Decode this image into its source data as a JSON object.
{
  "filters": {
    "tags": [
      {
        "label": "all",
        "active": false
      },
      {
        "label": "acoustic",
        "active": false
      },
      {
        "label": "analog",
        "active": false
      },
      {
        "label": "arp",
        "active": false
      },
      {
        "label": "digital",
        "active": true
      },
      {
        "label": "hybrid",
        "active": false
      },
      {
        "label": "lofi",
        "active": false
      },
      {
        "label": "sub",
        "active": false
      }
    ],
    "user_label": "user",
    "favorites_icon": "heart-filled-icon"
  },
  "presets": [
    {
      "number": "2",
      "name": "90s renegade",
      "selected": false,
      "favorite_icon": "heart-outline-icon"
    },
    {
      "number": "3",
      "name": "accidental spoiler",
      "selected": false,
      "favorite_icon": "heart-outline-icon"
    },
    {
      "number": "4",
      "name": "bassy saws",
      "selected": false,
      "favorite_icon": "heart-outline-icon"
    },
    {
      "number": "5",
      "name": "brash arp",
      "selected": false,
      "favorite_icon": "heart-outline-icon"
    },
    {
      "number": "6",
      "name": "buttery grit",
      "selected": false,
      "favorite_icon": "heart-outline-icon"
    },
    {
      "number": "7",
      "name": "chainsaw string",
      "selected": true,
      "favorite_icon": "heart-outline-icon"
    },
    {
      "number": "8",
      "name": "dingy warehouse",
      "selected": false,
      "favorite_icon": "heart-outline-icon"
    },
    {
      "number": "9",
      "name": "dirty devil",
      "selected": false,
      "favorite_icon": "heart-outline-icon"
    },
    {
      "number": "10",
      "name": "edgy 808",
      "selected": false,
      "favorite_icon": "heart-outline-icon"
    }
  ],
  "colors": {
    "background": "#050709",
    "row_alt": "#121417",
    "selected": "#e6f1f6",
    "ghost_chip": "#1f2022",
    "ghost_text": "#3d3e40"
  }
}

━━━━━━━━━━━━━━━━

## TASK INSTRUCTIONS:
Make a list of all lines in the data that contain "name".

## RESULT OF THE EXERCISE:
      "name": "90s renegade",
      "name": "accidental spoiler",
      "name": "bassy saws",
      "name": "brash arp",
      "name": "buttery grit",
      "name": "chainsaw string",
      "name": "dingy warehouse",
      "name": "dirty devil",
      "name": "edgy 808",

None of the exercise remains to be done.